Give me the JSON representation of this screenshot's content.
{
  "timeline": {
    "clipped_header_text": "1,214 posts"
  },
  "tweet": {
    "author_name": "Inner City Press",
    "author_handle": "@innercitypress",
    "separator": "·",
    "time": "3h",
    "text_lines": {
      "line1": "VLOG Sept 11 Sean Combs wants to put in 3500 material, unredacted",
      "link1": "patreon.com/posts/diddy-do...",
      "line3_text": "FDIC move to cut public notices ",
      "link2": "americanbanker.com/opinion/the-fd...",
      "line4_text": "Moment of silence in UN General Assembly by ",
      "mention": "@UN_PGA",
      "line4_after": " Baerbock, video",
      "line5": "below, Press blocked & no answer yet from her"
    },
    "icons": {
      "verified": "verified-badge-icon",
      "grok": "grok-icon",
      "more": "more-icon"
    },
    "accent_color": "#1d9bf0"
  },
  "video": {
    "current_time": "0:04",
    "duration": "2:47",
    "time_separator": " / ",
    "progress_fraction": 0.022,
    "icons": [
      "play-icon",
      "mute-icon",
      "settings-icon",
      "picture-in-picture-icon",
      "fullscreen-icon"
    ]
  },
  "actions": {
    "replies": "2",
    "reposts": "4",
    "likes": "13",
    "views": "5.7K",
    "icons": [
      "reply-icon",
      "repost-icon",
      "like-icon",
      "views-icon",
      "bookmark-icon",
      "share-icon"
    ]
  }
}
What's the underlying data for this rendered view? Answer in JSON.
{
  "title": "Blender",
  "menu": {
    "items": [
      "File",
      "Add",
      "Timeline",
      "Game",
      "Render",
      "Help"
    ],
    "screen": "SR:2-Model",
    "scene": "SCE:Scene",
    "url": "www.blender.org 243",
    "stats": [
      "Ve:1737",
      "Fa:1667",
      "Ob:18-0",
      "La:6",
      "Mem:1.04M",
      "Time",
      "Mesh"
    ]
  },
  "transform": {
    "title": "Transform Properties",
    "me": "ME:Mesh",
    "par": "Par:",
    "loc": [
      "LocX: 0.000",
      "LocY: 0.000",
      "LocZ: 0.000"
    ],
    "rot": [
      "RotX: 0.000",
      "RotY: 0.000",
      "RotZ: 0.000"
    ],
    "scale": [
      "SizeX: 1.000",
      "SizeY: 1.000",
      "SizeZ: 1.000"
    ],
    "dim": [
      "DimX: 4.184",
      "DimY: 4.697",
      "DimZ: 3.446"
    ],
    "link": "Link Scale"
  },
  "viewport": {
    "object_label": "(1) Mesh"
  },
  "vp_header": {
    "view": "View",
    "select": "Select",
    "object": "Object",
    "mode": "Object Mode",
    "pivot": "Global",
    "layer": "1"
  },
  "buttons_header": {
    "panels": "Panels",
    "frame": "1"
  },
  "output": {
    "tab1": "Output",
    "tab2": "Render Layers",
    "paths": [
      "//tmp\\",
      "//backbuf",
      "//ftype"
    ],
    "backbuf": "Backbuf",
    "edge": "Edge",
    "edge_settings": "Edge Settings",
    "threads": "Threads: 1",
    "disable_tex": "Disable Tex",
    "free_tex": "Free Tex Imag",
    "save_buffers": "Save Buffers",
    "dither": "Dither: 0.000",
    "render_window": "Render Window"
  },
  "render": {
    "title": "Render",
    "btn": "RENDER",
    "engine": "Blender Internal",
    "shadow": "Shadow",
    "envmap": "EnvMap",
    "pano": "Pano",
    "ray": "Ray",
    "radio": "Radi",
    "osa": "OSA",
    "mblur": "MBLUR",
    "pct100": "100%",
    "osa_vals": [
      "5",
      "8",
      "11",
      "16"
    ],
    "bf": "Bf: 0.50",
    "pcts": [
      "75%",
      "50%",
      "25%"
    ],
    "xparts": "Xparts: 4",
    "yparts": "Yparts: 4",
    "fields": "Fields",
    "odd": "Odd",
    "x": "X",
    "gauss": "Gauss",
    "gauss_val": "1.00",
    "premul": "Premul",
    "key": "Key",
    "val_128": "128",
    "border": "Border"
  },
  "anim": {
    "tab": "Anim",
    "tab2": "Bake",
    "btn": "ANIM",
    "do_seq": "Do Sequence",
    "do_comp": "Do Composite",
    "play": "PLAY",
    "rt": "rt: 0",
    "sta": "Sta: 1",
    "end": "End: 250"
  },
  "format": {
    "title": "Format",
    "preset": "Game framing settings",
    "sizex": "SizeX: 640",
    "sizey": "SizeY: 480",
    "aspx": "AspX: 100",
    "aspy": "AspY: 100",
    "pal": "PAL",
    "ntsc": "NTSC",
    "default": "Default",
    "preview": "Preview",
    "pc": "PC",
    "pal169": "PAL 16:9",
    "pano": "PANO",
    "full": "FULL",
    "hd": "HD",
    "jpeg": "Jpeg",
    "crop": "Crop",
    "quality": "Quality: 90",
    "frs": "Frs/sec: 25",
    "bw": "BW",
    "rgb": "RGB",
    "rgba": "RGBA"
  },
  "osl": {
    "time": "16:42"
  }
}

PROMPT: Find the lines containing "JSON" and list every one of them.

EXERCISE RESPONSE:
Give me the JSON representation of this screenshot's content.
What's the underlying data for this rendered view? Answer in JSON.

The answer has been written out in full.